• [What you will do]:
1 - In the passage on interactive teaching, list the classroom activities that the passage says mean a teacher already teaches interactively.
2 - Translate this sentence from the passage on interactive teaching into Spanish: "Over the last twenty years, the field of cognitive science has taught us a lot about how people learn."
3 - In the passage on interactive teaching, what name is given to the aspect of interactive teaching that tries to see what actually exists in students' brains?

• [Quoted passage]:

· · ·

The first thing to realize about interactive teaching is that it is NOT something new or mysterious. If you are a teacher and you ask questions in class, assign and check homework, or hold class or group discussions, then you already teach interactively. Basically then (in my book), interactive teaching is just giving students something to do, getting back what they have done, and then assimilating it yourself, so that you can decide what would be best to do next.

But, almost all teachers do these things, so is there more to it? To answer this question, one has to step away from teaching and think about learning. Over the last twenty years, the field of cognitive science has taught us a lot about how people learn. A central principle that has been generally accepted is that everything we learn, we "construct" for ourselves. That is, any outside agent is essentially powerless to have a direct effect on what we learn. If our brain does not do it itself, - that is, take in information, look for connections, interpret and make sense of it, - no outside force will have any effect. This does not mean that the effort has to be expressly voluntary and conscious on our parts. Our brains take-in information and operate continuously on many kinds of levels, only some of which are consciously directed. But, conscious or not, the important thing to understand is that it is our brains that are doing the learning, and that this process is only indirectly related to the teacher and the teaching. 
For example, even the most lucid and brilliant exposition of a subject by a teacher in a lecture, may result in limited learning if the students' brains do not do the necessary work to process it. There are several possible causes why students' learning may fall short of expectations in such a situation. Theymay,

  • not understand a crucial concept partway into the lecture and so what follows is unintelligible, 
  • be missing prior information or not have a good understanding of what went before, so the conceptual structures on which the lecture is based are absent,
  • lack the interest, motivation, or desire to expend the mental effort to follow the presentation, understand the arguments, make sense of the positions, and validate the inferences.

However, whatever the cause, without interacting with the students (in the simplest case by asking questions), a teacher has no way to know if his/her efforts to explain the topic were successful. 
This brings me to the first of (what I believe are) three distinct reasons for interactive teaching. It is an attempt to see what actually exists in the brains of your students. This is the "summative" aspect. It is the easiest aspect to understand and it is well described in the literature. But, it is far from being the only perspective! The second reason is "formative", where the teacher aims through the assigned task to direct students' mental processing along an appropriate path in "concept-space". The intent is that, as students think through the issues necessary in traversing the path, the resulting mental construction that is developed in the student's head will possess those properties that the teacher is trying to teach. As Socrates discovered, a good question can accomplish this result better than, just telling the answer.

· · ·

[Dataset excerpt]
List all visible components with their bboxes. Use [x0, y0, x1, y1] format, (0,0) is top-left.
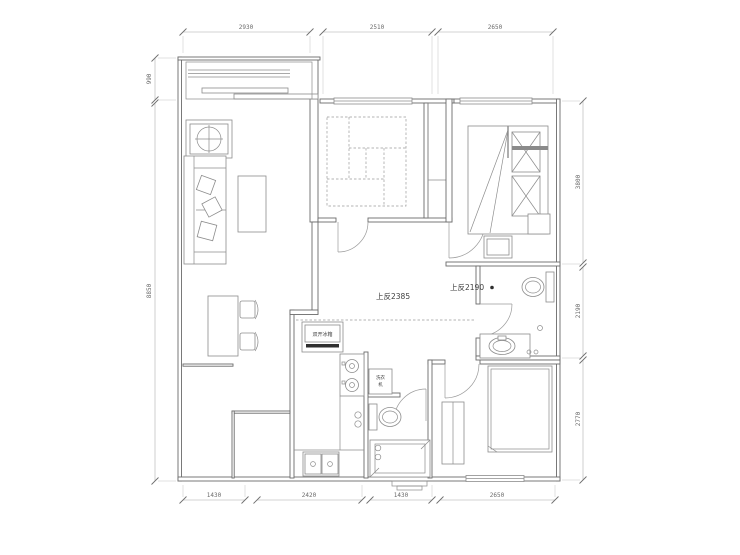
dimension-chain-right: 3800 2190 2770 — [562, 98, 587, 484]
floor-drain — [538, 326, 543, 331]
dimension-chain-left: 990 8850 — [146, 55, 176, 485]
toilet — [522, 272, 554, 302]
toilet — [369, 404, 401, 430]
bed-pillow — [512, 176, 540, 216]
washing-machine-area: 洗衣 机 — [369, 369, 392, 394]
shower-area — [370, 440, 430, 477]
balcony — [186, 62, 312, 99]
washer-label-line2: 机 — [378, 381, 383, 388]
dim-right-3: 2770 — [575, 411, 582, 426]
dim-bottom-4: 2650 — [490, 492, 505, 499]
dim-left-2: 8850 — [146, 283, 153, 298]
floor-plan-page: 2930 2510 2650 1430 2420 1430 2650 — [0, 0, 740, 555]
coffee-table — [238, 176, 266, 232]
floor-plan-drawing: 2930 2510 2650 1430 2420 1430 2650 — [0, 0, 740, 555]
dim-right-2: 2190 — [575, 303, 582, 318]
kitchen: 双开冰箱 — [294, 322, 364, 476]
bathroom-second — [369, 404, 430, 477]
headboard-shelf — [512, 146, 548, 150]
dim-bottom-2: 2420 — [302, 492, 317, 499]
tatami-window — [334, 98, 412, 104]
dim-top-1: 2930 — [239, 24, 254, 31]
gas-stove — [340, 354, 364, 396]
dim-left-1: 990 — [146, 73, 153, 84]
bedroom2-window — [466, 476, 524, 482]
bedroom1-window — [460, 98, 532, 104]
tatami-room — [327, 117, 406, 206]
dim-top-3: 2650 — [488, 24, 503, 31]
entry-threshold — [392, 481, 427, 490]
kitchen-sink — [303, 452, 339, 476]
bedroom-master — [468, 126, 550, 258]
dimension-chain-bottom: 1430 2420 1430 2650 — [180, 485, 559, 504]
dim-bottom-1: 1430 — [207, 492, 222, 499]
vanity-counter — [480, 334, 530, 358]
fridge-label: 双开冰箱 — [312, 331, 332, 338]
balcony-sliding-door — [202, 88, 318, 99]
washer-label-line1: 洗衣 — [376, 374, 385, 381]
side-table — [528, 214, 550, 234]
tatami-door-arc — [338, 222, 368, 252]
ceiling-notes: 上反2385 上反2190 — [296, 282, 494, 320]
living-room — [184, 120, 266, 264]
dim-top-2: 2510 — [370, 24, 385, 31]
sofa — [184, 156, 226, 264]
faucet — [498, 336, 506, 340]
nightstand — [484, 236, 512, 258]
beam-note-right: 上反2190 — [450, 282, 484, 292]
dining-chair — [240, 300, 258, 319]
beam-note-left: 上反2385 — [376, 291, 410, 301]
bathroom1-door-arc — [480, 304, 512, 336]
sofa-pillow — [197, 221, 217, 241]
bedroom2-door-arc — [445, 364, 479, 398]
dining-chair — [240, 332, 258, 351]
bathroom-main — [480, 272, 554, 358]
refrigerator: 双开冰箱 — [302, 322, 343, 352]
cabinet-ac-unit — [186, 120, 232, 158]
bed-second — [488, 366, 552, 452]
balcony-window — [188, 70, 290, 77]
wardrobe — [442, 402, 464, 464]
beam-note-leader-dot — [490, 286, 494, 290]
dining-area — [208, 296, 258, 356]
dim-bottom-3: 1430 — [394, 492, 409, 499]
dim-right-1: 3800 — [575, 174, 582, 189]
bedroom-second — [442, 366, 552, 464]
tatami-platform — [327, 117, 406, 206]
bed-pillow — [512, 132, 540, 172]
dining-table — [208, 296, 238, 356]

· · ·

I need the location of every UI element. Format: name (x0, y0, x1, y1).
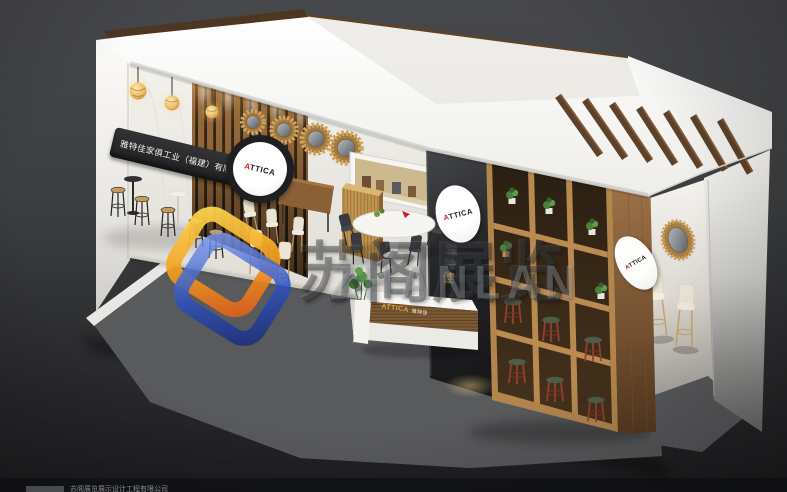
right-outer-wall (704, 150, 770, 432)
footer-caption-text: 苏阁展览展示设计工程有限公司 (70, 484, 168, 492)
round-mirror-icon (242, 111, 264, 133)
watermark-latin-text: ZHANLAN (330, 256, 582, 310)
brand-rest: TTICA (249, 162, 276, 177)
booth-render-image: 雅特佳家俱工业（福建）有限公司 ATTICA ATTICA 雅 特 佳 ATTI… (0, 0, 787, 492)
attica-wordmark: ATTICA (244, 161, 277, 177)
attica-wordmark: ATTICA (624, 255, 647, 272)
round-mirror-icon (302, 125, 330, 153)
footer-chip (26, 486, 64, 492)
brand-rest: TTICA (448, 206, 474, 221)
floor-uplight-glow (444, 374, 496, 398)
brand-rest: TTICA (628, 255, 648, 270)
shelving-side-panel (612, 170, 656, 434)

· · ·

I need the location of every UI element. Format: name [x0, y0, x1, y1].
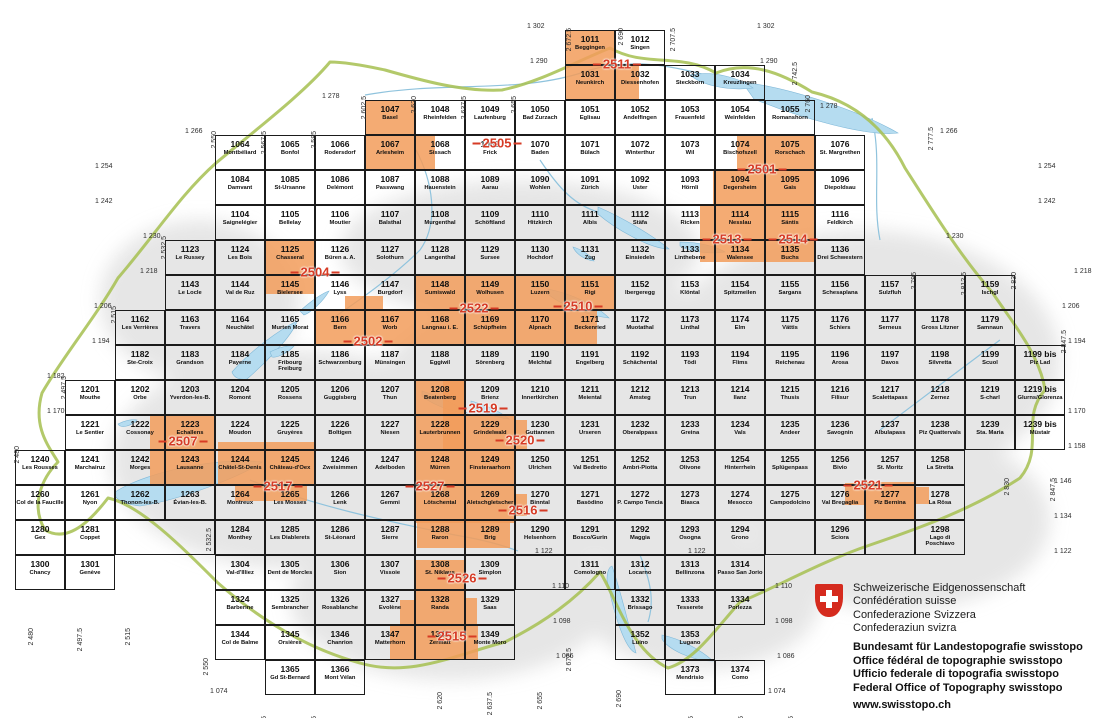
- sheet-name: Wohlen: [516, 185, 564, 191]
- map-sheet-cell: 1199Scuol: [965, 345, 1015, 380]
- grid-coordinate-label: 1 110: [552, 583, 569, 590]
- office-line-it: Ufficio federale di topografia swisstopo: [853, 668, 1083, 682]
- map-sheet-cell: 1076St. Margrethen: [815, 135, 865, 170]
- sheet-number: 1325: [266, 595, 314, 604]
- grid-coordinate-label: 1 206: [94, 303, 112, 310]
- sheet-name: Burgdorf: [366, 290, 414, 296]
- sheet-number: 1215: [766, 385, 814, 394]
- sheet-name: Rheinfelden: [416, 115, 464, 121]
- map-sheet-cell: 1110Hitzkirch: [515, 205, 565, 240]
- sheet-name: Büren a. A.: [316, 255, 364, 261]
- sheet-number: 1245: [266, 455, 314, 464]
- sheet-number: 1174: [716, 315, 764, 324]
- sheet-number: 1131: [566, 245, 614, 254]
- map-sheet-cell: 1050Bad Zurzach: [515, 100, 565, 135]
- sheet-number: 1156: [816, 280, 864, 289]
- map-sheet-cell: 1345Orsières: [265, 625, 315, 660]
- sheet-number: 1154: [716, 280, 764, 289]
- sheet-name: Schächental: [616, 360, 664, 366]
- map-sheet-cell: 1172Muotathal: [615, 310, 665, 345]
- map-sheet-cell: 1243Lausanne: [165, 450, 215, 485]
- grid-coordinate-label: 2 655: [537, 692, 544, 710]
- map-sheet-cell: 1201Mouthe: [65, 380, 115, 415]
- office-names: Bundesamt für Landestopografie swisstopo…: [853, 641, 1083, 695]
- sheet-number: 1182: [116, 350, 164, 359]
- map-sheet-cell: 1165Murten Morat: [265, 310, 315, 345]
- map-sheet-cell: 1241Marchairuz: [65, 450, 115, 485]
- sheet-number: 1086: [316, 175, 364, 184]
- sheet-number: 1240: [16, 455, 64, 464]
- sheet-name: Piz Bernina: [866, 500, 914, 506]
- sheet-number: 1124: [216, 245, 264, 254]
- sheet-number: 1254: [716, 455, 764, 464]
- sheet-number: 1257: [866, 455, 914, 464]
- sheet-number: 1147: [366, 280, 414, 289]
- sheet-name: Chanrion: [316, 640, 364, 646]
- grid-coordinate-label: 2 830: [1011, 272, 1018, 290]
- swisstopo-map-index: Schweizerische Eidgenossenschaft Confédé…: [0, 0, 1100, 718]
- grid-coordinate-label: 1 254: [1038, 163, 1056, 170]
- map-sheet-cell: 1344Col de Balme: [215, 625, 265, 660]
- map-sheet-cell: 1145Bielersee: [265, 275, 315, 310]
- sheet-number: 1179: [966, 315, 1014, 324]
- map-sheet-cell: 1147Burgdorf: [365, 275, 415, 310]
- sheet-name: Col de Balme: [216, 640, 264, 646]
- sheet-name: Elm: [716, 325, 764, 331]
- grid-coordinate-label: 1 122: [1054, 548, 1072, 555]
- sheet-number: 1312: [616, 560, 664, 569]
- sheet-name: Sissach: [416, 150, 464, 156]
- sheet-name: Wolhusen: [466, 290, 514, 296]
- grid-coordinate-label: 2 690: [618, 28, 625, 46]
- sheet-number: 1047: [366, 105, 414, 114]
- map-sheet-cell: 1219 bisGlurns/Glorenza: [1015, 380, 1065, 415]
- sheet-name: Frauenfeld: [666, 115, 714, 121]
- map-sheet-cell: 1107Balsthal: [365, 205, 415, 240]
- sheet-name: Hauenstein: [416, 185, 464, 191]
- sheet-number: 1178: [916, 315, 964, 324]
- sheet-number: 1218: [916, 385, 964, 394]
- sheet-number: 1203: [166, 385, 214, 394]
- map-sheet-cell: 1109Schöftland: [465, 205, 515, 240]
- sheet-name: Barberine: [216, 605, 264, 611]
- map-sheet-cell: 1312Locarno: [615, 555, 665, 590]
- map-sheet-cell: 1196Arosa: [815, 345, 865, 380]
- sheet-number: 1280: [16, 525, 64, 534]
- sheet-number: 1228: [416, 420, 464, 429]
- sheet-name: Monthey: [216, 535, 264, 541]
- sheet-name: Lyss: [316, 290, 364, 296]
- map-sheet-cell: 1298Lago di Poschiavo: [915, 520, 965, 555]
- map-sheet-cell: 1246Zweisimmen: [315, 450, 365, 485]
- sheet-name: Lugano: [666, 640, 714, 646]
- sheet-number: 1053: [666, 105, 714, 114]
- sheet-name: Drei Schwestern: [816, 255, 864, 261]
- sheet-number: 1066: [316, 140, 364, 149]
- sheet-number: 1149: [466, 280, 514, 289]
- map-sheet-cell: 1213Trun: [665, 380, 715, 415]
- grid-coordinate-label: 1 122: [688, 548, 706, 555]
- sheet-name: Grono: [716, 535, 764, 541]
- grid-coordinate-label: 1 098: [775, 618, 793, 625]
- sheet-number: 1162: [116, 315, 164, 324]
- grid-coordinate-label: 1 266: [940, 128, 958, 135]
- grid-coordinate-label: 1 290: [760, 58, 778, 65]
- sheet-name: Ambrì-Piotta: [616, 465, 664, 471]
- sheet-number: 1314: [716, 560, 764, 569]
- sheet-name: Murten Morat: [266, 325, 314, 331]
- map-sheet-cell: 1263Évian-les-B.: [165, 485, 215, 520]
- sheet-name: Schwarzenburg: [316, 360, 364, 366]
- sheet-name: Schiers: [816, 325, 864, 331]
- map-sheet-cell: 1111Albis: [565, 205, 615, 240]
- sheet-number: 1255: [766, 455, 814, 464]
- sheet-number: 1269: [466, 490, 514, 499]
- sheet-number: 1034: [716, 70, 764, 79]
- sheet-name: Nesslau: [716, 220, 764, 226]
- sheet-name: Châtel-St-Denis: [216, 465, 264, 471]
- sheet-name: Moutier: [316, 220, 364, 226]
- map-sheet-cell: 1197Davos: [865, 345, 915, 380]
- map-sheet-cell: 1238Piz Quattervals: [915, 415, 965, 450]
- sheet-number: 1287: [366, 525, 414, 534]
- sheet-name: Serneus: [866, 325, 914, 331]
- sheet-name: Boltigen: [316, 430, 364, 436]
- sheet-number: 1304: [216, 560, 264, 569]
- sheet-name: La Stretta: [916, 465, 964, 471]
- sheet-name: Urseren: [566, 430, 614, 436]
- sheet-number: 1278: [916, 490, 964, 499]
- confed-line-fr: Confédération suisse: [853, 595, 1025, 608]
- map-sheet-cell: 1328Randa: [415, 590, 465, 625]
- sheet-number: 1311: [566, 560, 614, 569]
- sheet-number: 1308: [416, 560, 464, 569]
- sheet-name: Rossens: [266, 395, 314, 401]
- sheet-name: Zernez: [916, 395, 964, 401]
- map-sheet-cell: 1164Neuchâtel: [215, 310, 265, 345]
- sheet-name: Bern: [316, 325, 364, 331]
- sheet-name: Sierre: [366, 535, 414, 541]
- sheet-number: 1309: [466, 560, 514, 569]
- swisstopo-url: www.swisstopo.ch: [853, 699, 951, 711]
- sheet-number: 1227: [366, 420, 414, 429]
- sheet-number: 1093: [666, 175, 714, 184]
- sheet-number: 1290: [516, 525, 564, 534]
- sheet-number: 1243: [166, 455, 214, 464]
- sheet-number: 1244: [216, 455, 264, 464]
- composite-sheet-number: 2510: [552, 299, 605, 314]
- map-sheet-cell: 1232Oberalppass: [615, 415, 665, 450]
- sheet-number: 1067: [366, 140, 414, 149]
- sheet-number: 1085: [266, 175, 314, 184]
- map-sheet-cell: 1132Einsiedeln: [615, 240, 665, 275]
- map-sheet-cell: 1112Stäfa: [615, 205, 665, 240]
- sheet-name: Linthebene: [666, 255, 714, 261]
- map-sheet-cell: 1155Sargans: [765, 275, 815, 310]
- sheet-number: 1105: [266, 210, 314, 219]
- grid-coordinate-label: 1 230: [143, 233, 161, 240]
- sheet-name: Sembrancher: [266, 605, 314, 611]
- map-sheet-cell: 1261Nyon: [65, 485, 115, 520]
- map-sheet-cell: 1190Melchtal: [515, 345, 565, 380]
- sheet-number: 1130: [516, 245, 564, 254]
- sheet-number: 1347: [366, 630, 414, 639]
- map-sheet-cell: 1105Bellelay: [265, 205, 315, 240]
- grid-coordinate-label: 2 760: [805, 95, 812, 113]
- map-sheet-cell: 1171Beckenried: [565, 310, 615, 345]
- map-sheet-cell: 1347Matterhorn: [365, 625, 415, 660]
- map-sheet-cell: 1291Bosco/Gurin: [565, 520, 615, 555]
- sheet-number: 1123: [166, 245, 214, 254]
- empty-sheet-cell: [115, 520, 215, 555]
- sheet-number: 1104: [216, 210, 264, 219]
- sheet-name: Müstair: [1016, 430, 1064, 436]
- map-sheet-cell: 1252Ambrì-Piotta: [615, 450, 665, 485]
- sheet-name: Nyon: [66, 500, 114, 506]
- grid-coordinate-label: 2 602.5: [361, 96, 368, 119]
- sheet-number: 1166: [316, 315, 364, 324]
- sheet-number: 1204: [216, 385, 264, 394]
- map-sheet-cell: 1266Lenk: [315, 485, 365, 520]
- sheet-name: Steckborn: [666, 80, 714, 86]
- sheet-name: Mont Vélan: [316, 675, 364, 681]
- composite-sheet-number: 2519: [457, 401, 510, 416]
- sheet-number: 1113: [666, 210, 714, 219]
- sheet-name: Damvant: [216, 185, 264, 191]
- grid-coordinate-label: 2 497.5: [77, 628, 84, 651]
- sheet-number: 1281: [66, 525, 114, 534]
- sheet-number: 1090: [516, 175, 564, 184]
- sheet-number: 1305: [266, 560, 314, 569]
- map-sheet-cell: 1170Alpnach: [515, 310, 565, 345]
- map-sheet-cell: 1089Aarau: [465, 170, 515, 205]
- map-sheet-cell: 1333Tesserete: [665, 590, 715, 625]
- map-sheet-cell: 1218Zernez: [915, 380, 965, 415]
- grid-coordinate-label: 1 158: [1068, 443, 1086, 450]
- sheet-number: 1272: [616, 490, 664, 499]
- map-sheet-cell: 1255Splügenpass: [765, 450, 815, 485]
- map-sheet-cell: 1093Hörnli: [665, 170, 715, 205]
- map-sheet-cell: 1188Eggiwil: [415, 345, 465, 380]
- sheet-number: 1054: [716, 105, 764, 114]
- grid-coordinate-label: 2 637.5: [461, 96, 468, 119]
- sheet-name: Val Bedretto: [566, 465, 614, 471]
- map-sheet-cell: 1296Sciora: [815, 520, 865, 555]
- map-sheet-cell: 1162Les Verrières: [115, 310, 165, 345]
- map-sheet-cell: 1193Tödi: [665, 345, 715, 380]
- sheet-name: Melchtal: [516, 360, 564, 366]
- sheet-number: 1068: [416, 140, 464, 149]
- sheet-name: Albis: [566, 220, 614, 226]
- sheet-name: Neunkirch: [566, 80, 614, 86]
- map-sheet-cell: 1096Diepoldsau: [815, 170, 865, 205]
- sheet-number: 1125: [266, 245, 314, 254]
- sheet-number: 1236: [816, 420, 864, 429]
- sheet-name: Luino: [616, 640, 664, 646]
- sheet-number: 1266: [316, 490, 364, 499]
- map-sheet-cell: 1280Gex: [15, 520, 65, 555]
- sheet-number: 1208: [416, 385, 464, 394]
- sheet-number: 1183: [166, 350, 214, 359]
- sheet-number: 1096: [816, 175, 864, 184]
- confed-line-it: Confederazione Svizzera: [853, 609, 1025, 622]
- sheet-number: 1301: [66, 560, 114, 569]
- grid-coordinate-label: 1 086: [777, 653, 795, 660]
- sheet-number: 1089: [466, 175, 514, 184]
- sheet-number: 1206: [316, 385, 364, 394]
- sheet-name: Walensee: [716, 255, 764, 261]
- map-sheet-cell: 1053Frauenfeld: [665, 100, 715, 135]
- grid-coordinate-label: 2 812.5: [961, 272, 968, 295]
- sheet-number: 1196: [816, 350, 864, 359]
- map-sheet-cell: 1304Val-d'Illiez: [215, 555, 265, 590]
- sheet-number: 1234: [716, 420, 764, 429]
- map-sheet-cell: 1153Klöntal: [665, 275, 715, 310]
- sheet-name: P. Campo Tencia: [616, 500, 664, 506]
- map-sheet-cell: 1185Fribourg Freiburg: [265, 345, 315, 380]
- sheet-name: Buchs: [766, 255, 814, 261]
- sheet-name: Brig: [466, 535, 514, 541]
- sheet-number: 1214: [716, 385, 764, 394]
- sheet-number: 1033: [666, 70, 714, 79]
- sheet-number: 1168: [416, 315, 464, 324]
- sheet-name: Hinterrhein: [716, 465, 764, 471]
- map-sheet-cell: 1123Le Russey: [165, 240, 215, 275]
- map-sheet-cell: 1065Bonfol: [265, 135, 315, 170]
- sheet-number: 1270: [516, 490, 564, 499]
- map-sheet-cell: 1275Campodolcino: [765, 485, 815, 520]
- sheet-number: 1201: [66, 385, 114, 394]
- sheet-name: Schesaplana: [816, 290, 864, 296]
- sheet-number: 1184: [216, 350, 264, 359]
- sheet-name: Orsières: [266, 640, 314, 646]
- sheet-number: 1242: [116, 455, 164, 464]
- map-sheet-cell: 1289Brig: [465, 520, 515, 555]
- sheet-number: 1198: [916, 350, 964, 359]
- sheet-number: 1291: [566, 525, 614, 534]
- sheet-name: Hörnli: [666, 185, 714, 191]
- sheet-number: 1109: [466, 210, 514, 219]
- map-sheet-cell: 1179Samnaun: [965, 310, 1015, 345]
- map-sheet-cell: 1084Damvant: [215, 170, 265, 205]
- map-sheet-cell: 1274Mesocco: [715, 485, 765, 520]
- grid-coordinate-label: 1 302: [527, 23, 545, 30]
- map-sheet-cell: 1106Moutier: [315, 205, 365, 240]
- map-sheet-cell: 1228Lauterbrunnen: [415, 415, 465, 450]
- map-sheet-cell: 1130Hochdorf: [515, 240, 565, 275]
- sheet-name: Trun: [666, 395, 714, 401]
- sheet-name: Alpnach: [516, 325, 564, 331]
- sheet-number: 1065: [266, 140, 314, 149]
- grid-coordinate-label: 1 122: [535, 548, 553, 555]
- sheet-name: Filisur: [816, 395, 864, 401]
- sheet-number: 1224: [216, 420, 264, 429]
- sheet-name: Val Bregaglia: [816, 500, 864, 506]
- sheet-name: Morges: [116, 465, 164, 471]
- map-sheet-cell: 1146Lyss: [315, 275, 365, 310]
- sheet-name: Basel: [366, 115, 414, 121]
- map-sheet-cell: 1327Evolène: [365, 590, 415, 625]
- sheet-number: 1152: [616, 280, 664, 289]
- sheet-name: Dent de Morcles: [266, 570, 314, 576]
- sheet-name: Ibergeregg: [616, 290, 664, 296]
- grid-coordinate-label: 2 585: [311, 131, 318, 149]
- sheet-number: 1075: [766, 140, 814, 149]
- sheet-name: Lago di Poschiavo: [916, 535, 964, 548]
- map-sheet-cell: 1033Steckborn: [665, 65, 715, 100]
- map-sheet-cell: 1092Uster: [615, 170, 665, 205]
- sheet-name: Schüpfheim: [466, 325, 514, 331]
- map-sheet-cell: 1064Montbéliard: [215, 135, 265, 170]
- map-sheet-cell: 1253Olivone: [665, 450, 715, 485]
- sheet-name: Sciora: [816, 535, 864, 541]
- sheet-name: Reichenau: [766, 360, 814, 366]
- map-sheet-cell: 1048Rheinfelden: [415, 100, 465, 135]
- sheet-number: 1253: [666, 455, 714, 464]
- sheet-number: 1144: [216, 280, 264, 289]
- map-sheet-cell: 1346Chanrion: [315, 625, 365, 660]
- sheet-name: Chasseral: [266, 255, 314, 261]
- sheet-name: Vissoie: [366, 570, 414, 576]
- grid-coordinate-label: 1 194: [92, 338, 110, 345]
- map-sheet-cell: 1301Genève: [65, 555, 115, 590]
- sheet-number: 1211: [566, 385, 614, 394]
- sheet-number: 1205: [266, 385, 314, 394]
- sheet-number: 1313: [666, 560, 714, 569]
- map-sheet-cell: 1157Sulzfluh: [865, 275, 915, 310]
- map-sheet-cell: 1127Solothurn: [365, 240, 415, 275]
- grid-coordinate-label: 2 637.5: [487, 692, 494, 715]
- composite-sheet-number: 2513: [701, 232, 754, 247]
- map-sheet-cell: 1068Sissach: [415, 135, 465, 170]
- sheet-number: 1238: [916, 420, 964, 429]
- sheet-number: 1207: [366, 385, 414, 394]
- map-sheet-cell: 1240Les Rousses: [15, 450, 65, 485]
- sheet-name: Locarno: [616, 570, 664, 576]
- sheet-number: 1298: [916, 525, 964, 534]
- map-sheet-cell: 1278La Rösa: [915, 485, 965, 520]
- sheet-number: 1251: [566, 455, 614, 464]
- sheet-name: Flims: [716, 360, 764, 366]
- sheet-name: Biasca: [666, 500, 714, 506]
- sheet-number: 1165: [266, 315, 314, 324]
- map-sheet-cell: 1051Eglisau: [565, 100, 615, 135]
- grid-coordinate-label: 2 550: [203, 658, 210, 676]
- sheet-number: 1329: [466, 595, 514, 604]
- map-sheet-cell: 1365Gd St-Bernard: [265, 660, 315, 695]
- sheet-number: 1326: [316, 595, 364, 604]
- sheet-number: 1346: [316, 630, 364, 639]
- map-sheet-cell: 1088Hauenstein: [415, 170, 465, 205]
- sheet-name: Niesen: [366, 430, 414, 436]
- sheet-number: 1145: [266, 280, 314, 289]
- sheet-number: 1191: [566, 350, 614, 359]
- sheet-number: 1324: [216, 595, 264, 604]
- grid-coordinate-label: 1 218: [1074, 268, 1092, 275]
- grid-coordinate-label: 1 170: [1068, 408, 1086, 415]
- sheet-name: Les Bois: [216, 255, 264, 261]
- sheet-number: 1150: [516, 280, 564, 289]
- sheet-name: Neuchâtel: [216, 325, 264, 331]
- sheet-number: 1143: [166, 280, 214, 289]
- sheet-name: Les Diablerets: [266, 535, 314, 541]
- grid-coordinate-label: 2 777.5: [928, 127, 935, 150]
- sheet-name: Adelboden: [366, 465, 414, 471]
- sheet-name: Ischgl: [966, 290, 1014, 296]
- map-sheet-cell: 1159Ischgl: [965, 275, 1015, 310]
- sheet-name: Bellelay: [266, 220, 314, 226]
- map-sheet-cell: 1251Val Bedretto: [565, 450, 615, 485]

· · ·

• [Exercise results]:
1 -
- Asking questions in class
- Assigning and checking homework
- Holding class or group discussions

2 - En los últimos veinte años, el campo de la ciencia cognitiva nos ha enseñado mucho sobre cómo aprenden las personas.

3 - The "summative" aspect.